■ Challenge ■
Look through the lines below and extract each one that contains "JSON".

--- Recorded information ---

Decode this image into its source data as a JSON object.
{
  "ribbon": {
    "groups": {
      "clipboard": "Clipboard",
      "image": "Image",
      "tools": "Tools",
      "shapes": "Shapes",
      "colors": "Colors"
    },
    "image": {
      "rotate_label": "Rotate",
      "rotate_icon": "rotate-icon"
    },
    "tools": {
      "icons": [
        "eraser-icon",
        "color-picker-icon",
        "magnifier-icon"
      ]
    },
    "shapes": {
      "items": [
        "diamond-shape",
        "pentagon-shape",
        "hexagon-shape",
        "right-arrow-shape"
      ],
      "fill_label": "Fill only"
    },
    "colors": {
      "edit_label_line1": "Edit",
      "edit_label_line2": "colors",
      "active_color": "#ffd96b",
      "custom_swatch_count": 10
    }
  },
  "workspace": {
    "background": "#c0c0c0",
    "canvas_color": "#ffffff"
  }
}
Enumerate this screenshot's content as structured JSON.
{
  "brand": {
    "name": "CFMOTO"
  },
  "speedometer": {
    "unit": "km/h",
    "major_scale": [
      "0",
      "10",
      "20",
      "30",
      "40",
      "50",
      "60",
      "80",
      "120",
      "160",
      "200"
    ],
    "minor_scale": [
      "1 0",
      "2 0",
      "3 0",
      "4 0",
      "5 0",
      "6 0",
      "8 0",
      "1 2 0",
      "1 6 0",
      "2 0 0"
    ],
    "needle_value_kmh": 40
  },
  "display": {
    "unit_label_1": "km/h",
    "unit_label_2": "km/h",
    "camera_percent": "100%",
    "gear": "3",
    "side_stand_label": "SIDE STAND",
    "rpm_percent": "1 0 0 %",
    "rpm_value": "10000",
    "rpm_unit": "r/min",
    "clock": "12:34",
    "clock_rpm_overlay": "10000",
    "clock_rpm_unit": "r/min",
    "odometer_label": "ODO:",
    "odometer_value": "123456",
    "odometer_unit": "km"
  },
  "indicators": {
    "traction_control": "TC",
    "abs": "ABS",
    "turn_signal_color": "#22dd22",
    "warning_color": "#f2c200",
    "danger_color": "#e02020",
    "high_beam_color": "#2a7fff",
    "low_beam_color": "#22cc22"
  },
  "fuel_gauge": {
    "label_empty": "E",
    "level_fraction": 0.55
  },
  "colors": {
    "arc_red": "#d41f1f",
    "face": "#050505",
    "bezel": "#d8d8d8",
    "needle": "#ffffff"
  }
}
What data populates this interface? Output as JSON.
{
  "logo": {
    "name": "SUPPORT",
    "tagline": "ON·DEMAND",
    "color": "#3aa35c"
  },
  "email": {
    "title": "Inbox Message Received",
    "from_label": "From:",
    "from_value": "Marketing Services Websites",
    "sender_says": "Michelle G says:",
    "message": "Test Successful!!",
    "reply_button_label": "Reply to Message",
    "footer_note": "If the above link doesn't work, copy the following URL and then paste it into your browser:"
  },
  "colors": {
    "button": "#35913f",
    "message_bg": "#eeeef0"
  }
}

---

■ Output of the exercise ■
Decode this image into its source data as a JSON object.
Enumerate this screenshot's content as structured JSON.
What data populates this interface? Output as JSON.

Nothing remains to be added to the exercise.